In the material below, the lines containing the word "Enviar" are required; copy each of them.

— Stored data entries —
━━━━━━━━━━━━━━━━━━━━━━━━━━━━━━
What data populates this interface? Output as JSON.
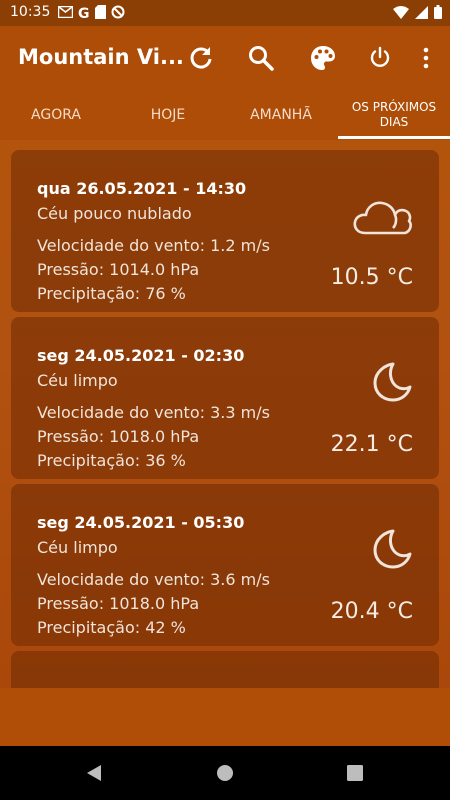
{
  "status_bar": {
    "time": "10:35",
    "left_icons": [
      "gmail-icon",
      "google-icon",
      "sd-card-icon",
      "do-not-disturb-icon"
    ],
    "right_icons": [
      "wifi-icon",
      "signal-icon",
      "battery-icon"
    ]
  },
  "app_bar": {
    "title": "Mountain Vi...",
    "actions": [
      "refresh-icon",
      "search-icon",
      "palette-icon",
      "power-icon",
      "more-icon"
    ]
  },
  "tabs": [
    {
      "label": "AGORA",
      "active": false
    },
    {
      "label": "HOJE",
      "active": false
    },
    {
      "label": "AMANHÃ",
      "active": false
    },
    {
      "label": "OS PRÓXIMOS DIAS",
      "active": true
    }
  ],
  "forecasts": [
    {
      "date": "qua 26.05.2021 - 14:30",
      "description": "Céu pouco nublado",
      "wind": "Velocidade do vento: 1.2 m/s",
      "pressure": "Pressão: 1014.0 hPa",
      "precipitation": "Precipitação: 76 %",
      "temperature": "10.5 °C",
      "icon": "cloud-icon"
    },
    {
      "date": "seg 24.05.2021 - 02:30",
      "description": "Céu limpo",
      "wind": "Velocidade do vento: 3.3 m/s",
      "pressure": "Pressão: 1018.0 hPa",
      "precipitation": "Precipitação: 36 %",
      "temperature": "22.1 °C",
      "icon": "moon-icon"
    },
    {
      "date": "seg 24.05.2021 - 05:30",
      "description": "Céu limpo",
      "wind": "Velocidade do vento: 3.6 m/s",
      "pressure": "Pressão: 1018.0 hPa",
      "precipitation": "Precipitação: 42 %",
      "temperature": "20.4 °C",
      "icon": "moon-icon"
    }
  ],
  "colors": {
    "primary": "#ad4d08",
    "status_bar": "#8c3f05",
    "card": "#6e2a04"
  }
}
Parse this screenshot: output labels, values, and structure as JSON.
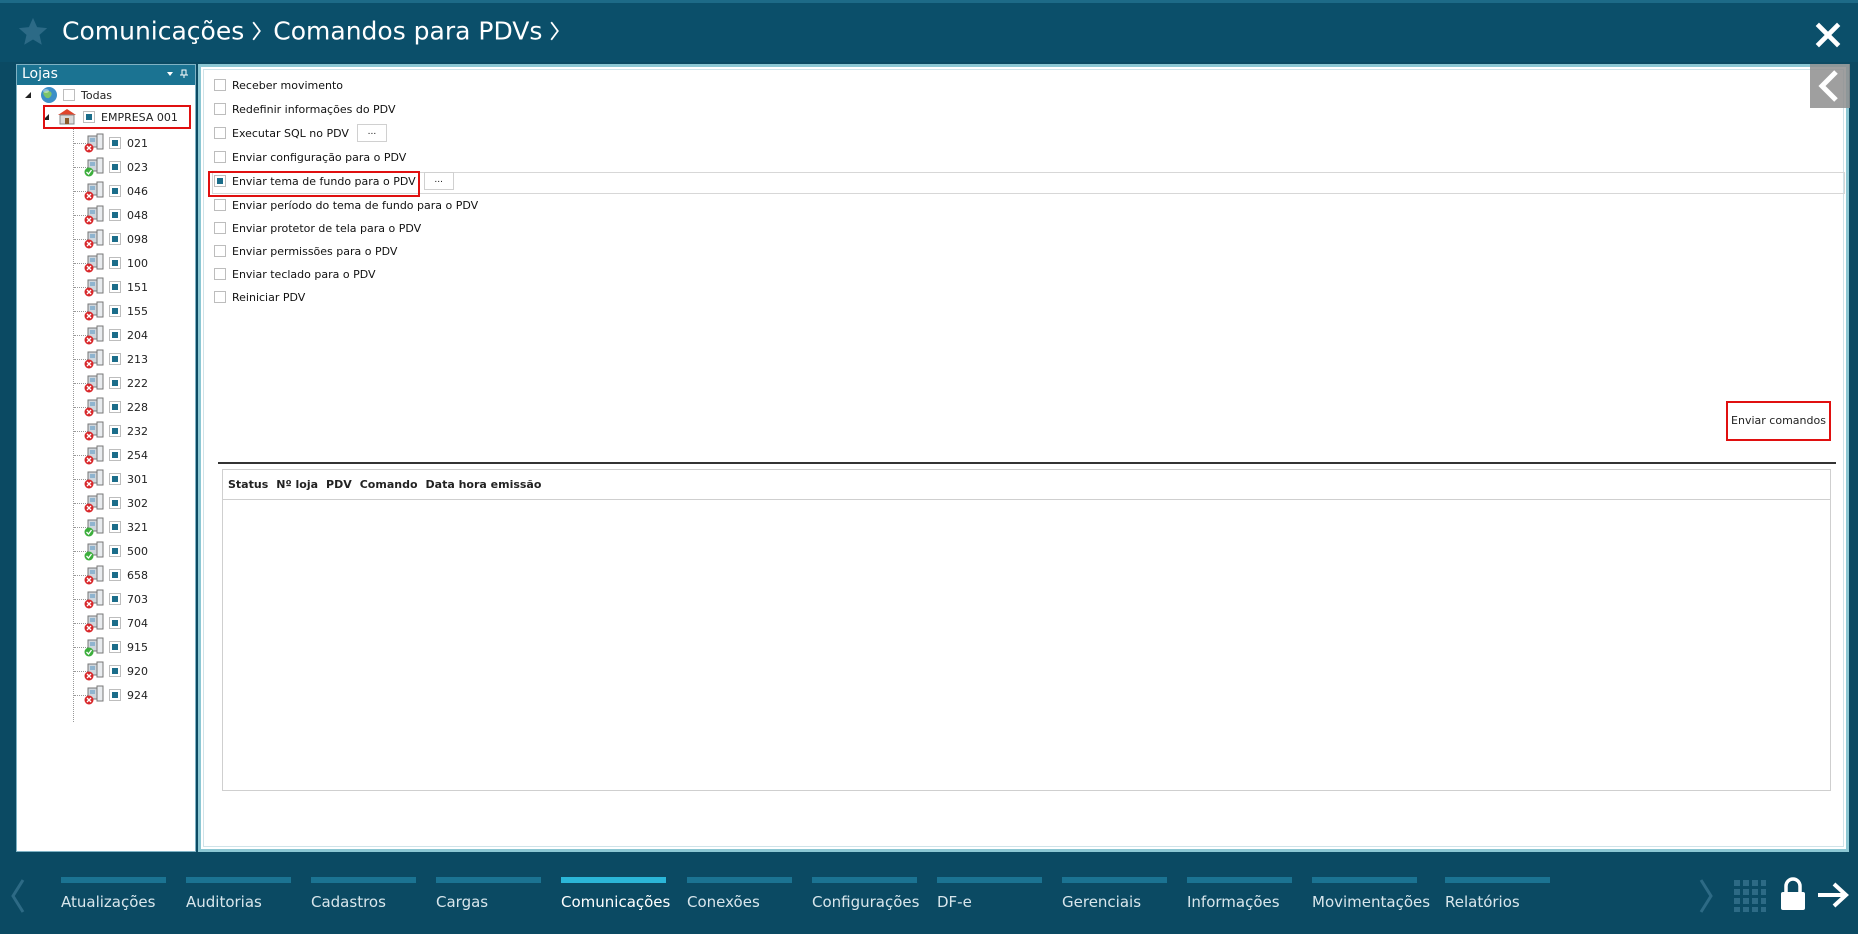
{
  "header": {
    "crumbs": [
      "Comunicações",
      "Comandos para PDVs"
    ]
  },
  "left_panel": {
    "title": "Lojas",
    "root_label": "Todas",
    "company_label": "EMPRESA 001",
    "pdvs": [
      {
        "id": "021",
        "status": "error"
      },
      {
        "id": "023",
        "status": "ok"
      },
      {
        "id": "046",
        "status": "error"
      },
      {
        "id": "048",
        "status": "error"
      },
      {
        "id": "098",
        "status": "error"
      },
      {
        "id": "100",
        "status": "error"
      },
      {
        "id": "151",
        "status": "error"
      },
      {
        "id": "155",
        "status": "error"
      },
      {
        "id": "204",
        "status": "error"
      },
      {
        "id": "213",
        "status": "error"
      },
      {
        "id": "222",
        "status": "error"
      },
      {
        "id": "228",
        "status": "error"
      },
      {
        "id": "232",
        "status": "error"
      },
      {
        "id": "254",
        "status": "error"
      },
      {
        "id": "301",
        "status": "error"
      },
      {
        "id": "302",
        "status": "error"
      },
      {
        "id": "321",
        "status": "ok"
      },
      {
        "id": "500",
        "status": "ok"
      },
      {
        "id": "658",
        "status": "error"
      },
      {
        "id": "703",
        "status": "error"
      },
      {
        "id": "704",
        "status": "error"
      },
      {
        "id": "915",
        "status": "ok"
      },
      {
        "id": "920",
        "status": "error"
      },
      {
        "id": "924",
        "status": "error"
      }
    ]
  },
  "commands": {
    "options": [
      {
        "label": "Receber movimento",
        "checked": false,
        "has_dots": false
      },
      {
        "label": "Redefinir informações do PDV",
        "checked": false,
        "has_dots": false
      },
      {
        "label": "Executar SQL no PDV",
        "checked": false,
        "has_dots": true
      },
      {
        "label": "Enviar configuração para o PDV",
        "checked": false,
        "has_dots": false
      },
      {
        "label": "Enviar tema de fundo para o PDV",
        "checked": true,
        "has_dots": true
      },
      {
        "label": "Enviar período do tema de fundo para o PDV",
        "checked": false,
        "has_dots": false
      },
      {
        "label": "Enviar protetor de tela para o PDV",
        "checked": false,
        "has_dots": false
      },
      {
        "label": "Enviar permissões para o PDV",
        "checked": false,
        "has_dots": false
      },
      {
        "label": "Enviar teclado para o PDV",
        "checked": false,
        "has_dots": false
      },
      {
        "label": "Reiniciar PDV",
        "checked": false,
        "has_dots": false
      }
    ],
    "dots_label": "...",
    "send_button": "Enviar comandos"
  },
  "grid": {
    "columns": [
      "Status",
      "Nº loja",
      "PDV",
      "Comando",
      "Data hora emissão"
    ]
  },
  "bottom_nav": {
    "items": [
      "Atualizações",
      "Auditorias",
      "Cadastros",
      "Cargas",
      "Comunicações",
      "Conexões",
      "Configurações",
      "DF-e",
      "Gerenciais",
      "Informações",
      "Movimentações",
      "Relatórios"
    ],
    "active": "Comunicações"
  },
  "colors": {
    "background": "#0b4a63",
    "nav_bar": "#1b7392",
    "nav_active": "#2bb6d8",
    "highlight": "#e01010"
  }
}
━━━━━━━━━━━━━━━━━━━━━━━━━━━━━━
— Result below —
        "label": "Enviar configuração para o PDV",
        "label": "Enviar tema de fundo para o PDV",
        "label": "Enviar período do tema de fundo para o PDV",
        "label": "Enviar protetor de tela para o PDV",
        "label": "Enviar permissões para o PDV",
        "label": "Enviar teclado para o PDV",
    "send_button": "Enviar comandos"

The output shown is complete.